Your objective - Scan the data. Collect each line that contains the word "Конфигурация".

Data entries -
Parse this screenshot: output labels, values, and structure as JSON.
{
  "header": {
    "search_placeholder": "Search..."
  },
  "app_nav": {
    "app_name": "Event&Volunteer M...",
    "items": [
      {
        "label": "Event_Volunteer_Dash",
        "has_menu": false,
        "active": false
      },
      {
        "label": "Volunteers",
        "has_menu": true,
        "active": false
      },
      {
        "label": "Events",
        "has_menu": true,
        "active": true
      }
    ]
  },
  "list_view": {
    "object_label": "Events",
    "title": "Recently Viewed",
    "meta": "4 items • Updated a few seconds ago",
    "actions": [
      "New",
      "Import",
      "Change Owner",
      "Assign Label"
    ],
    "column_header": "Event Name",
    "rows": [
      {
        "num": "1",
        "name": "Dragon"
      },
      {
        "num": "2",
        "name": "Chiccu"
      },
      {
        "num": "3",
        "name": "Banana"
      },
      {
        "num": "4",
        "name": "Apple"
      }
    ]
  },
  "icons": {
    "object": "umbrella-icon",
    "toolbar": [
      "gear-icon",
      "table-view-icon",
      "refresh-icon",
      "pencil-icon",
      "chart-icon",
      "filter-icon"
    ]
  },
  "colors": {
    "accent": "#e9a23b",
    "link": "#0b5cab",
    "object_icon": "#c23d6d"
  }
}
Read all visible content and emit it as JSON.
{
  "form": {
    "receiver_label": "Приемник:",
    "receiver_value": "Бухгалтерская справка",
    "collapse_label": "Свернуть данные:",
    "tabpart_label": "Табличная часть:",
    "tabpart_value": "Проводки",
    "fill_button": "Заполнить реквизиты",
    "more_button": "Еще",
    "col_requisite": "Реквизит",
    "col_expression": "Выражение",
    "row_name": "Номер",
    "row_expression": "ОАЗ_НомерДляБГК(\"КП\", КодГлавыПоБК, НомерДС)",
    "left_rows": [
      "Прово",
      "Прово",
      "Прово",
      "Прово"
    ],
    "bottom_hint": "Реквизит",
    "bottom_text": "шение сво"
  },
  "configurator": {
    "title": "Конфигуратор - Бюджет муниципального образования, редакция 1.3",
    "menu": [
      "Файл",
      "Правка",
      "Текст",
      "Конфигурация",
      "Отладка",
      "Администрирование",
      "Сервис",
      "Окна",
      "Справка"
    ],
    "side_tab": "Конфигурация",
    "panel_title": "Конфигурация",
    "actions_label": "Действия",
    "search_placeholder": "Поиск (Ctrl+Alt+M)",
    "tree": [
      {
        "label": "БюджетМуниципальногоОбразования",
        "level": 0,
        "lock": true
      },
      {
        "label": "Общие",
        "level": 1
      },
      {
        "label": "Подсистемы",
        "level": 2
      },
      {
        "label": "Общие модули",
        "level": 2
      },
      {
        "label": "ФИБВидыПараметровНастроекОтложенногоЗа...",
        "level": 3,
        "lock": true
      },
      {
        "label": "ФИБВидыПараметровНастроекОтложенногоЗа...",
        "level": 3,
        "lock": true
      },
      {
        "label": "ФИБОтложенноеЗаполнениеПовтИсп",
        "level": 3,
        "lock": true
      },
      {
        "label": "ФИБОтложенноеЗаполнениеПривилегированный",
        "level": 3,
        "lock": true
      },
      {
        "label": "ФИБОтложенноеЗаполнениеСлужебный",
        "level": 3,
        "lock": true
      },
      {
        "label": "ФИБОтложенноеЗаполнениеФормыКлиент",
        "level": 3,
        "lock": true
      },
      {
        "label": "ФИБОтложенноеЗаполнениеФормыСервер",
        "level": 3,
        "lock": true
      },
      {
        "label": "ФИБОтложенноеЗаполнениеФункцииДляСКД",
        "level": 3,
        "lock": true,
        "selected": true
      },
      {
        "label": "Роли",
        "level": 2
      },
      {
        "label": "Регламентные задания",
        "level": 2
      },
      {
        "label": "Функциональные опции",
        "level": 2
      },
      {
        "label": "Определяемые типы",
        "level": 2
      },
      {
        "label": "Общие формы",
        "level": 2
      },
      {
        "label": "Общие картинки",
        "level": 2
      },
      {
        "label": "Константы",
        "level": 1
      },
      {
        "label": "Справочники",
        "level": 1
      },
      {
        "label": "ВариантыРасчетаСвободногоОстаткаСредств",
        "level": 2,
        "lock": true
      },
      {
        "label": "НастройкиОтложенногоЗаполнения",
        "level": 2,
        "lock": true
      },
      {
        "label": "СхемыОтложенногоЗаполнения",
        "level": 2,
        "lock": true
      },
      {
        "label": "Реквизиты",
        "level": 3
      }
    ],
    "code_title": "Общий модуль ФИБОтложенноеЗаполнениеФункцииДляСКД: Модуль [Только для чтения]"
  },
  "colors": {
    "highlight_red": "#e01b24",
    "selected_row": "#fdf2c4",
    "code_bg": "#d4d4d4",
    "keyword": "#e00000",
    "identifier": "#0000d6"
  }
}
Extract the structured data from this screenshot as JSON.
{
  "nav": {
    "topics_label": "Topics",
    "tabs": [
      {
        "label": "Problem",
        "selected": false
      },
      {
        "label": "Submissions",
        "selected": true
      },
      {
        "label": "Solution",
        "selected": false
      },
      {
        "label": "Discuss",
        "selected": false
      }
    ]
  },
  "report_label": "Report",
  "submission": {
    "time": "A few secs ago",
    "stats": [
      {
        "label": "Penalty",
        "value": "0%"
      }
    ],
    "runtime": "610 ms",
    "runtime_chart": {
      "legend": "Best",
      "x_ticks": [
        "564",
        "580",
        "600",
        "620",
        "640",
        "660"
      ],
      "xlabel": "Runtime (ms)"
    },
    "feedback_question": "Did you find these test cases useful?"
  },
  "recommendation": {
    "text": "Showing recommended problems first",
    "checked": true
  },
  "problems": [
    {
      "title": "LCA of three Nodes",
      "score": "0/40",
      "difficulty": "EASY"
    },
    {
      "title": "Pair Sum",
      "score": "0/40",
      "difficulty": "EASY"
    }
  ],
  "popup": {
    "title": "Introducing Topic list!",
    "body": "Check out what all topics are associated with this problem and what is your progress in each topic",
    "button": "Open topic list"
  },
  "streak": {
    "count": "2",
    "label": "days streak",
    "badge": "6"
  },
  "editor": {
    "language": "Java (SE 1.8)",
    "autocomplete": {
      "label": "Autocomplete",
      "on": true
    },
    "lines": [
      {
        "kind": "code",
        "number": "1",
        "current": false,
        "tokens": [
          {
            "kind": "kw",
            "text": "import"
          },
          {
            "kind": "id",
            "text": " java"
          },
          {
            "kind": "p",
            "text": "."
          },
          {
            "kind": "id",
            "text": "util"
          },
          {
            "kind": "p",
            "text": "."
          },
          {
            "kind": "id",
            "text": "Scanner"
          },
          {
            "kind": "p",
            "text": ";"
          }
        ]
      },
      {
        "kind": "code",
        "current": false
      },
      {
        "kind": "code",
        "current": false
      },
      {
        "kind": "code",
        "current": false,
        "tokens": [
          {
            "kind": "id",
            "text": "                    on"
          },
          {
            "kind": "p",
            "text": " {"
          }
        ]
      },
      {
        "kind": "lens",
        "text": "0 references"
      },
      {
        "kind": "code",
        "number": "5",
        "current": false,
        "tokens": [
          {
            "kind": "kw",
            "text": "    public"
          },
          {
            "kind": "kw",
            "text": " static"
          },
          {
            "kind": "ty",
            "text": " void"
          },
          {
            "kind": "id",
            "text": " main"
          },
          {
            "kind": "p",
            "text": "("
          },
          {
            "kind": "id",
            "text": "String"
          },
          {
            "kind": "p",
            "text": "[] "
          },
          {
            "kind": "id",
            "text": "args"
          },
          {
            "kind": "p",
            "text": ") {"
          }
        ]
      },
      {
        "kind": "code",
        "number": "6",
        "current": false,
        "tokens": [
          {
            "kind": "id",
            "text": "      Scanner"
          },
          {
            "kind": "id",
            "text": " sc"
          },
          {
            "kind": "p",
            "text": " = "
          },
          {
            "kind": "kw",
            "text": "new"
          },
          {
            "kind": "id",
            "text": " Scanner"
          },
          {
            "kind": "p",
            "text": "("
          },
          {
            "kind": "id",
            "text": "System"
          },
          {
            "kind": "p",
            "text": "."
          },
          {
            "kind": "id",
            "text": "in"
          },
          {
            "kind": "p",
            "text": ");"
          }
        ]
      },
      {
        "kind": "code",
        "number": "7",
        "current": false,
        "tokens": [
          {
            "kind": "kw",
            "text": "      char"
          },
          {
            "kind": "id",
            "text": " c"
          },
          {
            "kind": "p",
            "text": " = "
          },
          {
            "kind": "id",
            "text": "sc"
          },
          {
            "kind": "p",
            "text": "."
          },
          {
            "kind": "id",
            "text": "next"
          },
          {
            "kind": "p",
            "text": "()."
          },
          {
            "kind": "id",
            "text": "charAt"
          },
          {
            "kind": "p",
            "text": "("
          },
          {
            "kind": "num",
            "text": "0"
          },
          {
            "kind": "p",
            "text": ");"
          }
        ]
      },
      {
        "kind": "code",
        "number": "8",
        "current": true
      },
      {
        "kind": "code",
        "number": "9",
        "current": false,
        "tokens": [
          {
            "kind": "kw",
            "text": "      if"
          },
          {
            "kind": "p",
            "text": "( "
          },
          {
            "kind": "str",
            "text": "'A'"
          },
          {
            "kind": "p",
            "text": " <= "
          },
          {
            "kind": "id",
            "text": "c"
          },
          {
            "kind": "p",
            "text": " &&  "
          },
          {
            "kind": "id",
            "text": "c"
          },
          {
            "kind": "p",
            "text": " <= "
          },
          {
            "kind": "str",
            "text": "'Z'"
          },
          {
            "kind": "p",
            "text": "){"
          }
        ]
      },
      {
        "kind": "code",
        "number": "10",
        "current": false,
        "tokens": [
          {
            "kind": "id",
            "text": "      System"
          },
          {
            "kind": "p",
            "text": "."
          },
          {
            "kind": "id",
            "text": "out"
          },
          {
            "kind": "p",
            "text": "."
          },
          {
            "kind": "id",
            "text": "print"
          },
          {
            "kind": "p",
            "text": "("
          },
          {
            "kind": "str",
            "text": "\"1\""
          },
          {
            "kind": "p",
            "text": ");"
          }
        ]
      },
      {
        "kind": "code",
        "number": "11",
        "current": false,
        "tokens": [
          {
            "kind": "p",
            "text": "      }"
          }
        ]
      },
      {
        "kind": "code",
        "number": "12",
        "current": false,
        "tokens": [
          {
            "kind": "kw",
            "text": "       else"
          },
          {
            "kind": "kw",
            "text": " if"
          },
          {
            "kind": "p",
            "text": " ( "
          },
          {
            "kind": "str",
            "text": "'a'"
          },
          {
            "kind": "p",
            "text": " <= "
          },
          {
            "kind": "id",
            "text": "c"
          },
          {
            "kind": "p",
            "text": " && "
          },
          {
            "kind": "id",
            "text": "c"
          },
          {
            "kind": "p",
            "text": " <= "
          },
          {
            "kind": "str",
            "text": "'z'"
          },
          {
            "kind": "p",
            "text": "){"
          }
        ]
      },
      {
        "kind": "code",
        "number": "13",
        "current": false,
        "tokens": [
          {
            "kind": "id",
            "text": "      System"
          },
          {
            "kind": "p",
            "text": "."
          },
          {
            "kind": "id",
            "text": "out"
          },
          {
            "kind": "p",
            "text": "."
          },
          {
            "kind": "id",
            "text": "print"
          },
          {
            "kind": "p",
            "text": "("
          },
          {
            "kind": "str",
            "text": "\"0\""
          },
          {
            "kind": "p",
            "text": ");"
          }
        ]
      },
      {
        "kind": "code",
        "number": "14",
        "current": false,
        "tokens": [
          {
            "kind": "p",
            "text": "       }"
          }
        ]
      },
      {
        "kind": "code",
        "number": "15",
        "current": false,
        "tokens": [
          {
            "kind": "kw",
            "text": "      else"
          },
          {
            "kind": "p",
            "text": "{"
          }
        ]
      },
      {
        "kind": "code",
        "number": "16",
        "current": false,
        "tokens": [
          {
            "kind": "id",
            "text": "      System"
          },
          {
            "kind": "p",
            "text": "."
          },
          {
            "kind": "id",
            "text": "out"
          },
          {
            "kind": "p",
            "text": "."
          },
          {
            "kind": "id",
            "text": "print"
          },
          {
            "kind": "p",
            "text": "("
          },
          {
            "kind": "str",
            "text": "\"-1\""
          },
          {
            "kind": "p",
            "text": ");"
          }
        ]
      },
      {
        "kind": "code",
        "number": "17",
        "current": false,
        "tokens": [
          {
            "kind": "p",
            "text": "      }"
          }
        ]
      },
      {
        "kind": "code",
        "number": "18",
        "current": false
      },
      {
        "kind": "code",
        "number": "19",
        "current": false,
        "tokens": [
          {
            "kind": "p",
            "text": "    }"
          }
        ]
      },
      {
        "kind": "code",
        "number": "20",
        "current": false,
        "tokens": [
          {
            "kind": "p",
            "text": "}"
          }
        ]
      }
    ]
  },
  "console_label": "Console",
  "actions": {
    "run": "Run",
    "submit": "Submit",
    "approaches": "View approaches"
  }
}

Solution to this exercise -
      "Конфигурация",
    "side_tab": "Конфигурация",
    "panel_title": "Конфигурация",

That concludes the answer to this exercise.